■ Problem details:
Output all lines exactly.

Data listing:
______

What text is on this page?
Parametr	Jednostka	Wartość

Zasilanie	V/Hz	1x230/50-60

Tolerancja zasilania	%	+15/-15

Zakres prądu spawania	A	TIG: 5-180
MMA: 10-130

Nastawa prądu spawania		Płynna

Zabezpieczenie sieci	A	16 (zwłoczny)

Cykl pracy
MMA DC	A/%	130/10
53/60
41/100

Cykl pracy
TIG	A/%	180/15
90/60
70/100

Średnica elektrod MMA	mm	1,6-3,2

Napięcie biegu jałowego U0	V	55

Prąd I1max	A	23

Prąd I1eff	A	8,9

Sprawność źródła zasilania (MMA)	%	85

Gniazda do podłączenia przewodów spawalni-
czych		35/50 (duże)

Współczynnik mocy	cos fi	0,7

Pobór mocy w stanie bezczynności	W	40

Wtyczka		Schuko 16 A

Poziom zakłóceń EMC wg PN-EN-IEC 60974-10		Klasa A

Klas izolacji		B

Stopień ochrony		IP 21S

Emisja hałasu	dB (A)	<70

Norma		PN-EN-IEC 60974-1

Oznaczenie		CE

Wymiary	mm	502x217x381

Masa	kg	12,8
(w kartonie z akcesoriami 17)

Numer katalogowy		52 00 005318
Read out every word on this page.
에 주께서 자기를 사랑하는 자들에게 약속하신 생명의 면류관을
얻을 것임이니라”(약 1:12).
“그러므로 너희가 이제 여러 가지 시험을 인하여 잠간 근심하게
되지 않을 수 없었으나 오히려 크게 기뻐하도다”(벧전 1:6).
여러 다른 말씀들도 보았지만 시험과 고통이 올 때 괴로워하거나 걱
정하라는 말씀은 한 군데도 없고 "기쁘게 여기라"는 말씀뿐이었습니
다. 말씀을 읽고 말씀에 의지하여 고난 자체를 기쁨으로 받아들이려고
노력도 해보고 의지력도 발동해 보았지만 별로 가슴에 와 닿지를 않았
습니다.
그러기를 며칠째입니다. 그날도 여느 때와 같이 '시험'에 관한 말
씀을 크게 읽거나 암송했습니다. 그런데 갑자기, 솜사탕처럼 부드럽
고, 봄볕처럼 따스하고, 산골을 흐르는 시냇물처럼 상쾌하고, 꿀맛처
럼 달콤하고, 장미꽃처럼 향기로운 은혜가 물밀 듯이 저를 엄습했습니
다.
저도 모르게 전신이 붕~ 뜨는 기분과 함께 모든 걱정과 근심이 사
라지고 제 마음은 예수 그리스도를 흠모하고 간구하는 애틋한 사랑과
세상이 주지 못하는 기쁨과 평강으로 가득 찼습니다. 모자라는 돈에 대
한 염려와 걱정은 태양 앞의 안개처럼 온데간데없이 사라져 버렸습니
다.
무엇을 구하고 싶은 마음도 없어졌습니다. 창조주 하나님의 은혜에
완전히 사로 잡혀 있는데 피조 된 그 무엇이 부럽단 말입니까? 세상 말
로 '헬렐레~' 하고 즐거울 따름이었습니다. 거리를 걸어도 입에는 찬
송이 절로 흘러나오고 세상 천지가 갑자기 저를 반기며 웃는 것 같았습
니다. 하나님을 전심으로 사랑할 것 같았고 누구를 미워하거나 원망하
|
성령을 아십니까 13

______

■ Complete response:
What text is on this page?
Parametr	Jednostka	Wartość

Zasilanie	V/Hz	1x230/50-60

Tolerancja zasilania	%	+15/-15

Zakres prądu spawania	A	TIG: 5-180
MMA: 10-130

Nastawa prądu spawania		Płynna

Zabezpieczenie sieci	A	16 (zwłoczny)

Cykl pracy
MMA DC	A/%	130/10
53/60
41/100

Cykl pracy
TIG	A/%	180/15
90/60
70/100

Średnica elektrod MMA	mm	1,6-3,2

Napięcie biegu jałowego U0	V	55

Prąd I1max	A	23

Prąd I1eff	A	8,9

Sprawność źródła zasilania (MMA)	%	85

Gniazda do podłączenia przewodów spawalni-
czych		35/50 (duże)

Współczynnik mocy	cos fi	0,7

Pobór mocy w stanie bezczynności	W	40

Wtyczka		Schuko 16 A

Poziom zakłóceń EMC wg PN-EN-IEC 60974-10		Klasa A

Klas izolacji		B

Stopień ochrony		IP 21S

Emisja hałasu	dB (A)	<70

Norma		PN-EN-IEC 60974-1

Oznaczenie		CE

Wymiary	mm	502x217x381

Masa	kg	12,8
(w kartonie z akcesoriami 17)

Numer katalogowy		52 00 005318
Read out every word on this page.
에 주께서 자기를 사랑하는 자들에게 약속하신 생명의 면류관을
얻을 것임이니라”(약 1:12).
“그러므로 너희가 이제 여러 가지 시험을 인하여 잠간 근심하게
되지 않을 수 없었으나 오히려 크게 기뻐하도다”(벧전 1:6).
여러 다른 말씀들도 보았지만 시험과 고통이 올 때 괴로워하거나 걱
정하라는 말씀은 한 군데도 없고 "기쁘게 여기라"는 말씀뿐이었습니
다. 말씀을 읽고 말씀에 의지하여 고난 자체를 기쁨으로 받아들이려고
노력도 해보고 의지력도 발동해 보았지만 별로 가슴에 와 닿지를 않았
습니다.
그러기를 며칠째입니다. 그날도 여느 때와 같이 '시험'에 관한 말
씀을 크게 읽거나 암송했습니다. 그런데 갑자기, 솜사탕처럼 부드럽
고, 봄볕처럼 따스하고, 산골을 흐르는 시냇물처럼 상쾌하고, 꿀맛처
럼 달콤하고, 장미꽃처럼 향기로운 은혜가 물밀 듯이 저를 엄습했습니
다.
저도 모르게 전신이 붕~ 뜨는 기분과 함께 모든 걱정과 근심이 사
라지고 제 마음은 예수 그리스도를 흠모하고 간구하는 애틋한 사랑과
세상이 주지 못하는 기쁨과 평강으로 가득 찼습니다. 모자라는 돈에 대
한 염려와 걱정은 태양 앞의 안개처럼 온데간데없이 사라져 버렸습니
다.
무엇을 구하고 싶은 마음도 없어졌습니다. 창조주 하나님의 은혜에
완전히 사로 잡혀 있는데 피조 된 그 무엇이 부럽단 말입니까? 세상 말
로 '헬렐레~' 하고 즐거울 따름이었습니다. 거리를 걸어도 입에는 찬
송이 절로 흘러나오고 세상 천지가 갑자기 저를 반기며 웃는 것 같았습
니다. 하나님을 전심으로 사랑할 것 같았고 누구를 미워하거나 원망하
|
성령을 아십니까 13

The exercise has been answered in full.